[Start DATA FOR THIS EXERCISE]

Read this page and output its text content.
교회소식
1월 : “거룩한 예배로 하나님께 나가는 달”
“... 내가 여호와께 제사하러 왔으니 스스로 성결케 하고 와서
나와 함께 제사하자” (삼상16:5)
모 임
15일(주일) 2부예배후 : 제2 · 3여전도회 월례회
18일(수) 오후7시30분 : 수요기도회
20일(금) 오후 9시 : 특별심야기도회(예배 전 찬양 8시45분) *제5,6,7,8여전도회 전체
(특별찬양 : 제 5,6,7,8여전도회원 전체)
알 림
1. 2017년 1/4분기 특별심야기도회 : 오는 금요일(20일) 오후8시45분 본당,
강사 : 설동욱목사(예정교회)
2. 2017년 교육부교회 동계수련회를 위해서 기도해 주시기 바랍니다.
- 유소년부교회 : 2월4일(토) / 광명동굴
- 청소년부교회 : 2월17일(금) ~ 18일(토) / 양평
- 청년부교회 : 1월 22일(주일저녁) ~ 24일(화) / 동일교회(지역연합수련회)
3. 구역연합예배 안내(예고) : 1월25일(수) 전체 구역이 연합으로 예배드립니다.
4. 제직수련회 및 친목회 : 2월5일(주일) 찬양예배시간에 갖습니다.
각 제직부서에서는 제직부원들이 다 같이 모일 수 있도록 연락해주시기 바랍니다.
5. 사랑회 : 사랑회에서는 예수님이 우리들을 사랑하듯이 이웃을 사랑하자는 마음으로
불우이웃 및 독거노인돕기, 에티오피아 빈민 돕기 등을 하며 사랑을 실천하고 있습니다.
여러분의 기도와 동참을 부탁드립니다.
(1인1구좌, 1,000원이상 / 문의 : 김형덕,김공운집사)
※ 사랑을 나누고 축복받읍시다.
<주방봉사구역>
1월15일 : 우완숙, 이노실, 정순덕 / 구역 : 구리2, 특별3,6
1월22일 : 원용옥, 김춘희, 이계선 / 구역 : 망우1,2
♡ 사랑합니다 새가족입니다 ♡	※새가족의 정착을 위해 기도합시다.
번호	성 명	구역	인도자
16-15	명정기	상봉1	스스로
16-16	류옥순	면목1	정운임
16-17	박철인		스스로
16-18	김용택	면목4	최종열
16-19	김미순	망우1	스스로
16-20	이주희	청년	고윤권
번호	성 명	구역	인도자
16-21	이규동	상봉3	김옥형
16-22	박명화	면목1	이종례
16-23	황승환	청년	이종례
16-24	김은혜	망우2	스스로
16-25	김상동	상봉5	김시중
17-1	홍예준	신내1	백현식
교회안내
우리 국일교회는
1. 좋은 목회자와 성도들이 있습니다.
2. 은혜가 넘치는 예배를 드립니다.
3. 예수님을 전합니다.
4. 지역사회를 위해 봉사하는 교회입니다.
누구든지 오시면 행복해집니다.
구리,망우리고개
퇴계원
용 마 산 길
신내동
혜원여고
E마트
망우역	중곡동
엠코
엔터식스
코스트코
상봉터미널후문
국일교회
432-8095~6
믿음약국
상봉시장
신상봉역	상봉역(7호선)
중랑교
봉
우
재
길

[End DATA FOR THIS EXERCISE]

Faithfully transcribe the whole of the data.

Read this page and output its text content.
교회소식
1월 : “거룩한 예배로 하나님께 나가는 달”
“... 내가 여호와께 제사하러 왔으니 스스로 성결케 하고 와서
나와 함께 제사하자” (삼상16:5)
모 임
15일(주일) 2부예배후 : 제2 · 3여전도회 월례회
18일(수) 오후7시30분 : 수요기도회
20일(금) 오후 9시 : 특별심야기도회(예배 전 찬양 8시45분) *제5,6,7,8여전도회 전체
(특별찬양 : 제 5,6,7,8여전도회원 전체)
알 림
1. 2017년 1/4분기 특별심야기도회 : 오는 금요일(20일) 오후8시45분 본당,
강사 : 설동욱목사(예정교회)
2. 2017년 교육부교회 동계수련회를 위해서 기도해 주시기 바랍니다.
- 유소년부교회 : 2월4일(토) / 광명동굴
- 청소년부교회 : 2월17일(금) ~ 18일(토) / 양평
- 청년부교회 : 1월 22일(주일저녁) ~ 24일(화) / 동일교회(지역연합수련회)
3. 구역연합예배 안내(예고) : 1월25일(수) 전체 구역이 연합으로 예배드립니다.
4. 제직수련회 및 친목회 : 2월5일(주일) 찬양예배시간에 갖습니다.
각 제직부서에서는 제직부원들이 다 같이 모일 수 있도록 연락해주시기 바랍니다.
5. 사랑회 : 사랑회에서는 예수님이 우리들을 사랑하듯이 이웃을 사랑하자는 마음으로
불우이웃 및 독거노인돕기, 에티오피아 빈민 돕기 등을 하며 사랑을 실천하고 있습니다.
여러분의 기도와 동참을 부탁드립니다.
(1인1구좌, 1,000원이상 / 문의 : 김형덕,김공운집사)
※ 사랑을 나누고 축복받읍시다.
<주방봉사구역>
1월15일 : 우완숙, 이노실, 정순덕 / 구역 : 구리2, 특별3,6
1월22일 : 원용옥, 김춘희, 이계선 / 구역 : 망우1,2
♡ 사랑합니다 새가족입니다 ♡	※새가족의 정착을 위해 기도합시다.
번호	성 명	구역	인도자
16-15	명정기	상봉1	스스로
16-16	류옥순	면목1	정운임
16-17	박철인		스스로
16-18	김용택	면목4	최종열
16-19	김미순	망우1	스스로
16-20	이주희	청년	고윤권
번호	성 명	구역	인도자
16-21	이규동	상봉3	김옥형
16-22	박명화	면목1	이종례
16-23	황승환	청년	이종례
16-24	김은혜	망우2	스스로
16-25	김상동	상봉5	김시중
17-1	홍예준	신내1	백현식
교회안내
우리 국일교회는
1. 좋은 목회자와 성도들이 있습니다.
2. 은혜가 넘치는 예배를 드립니다.
3. 예수님을 전합니다.
4. 지역사회를 위해 봉사하는 교회입니다.
누구든지 오시면 행복해집니다.
구리,망우리고개
퇴계원
용 마 산 길
신내동
혜원여고
E마트
망우역	중곡동
엠코
엔터식스
코스트코
상봉터미널후문
국일교회
432-8095~6
믿음약국
상봉시장
신상봉역	상봉역(7호선)
중랑교
봉
우
재
길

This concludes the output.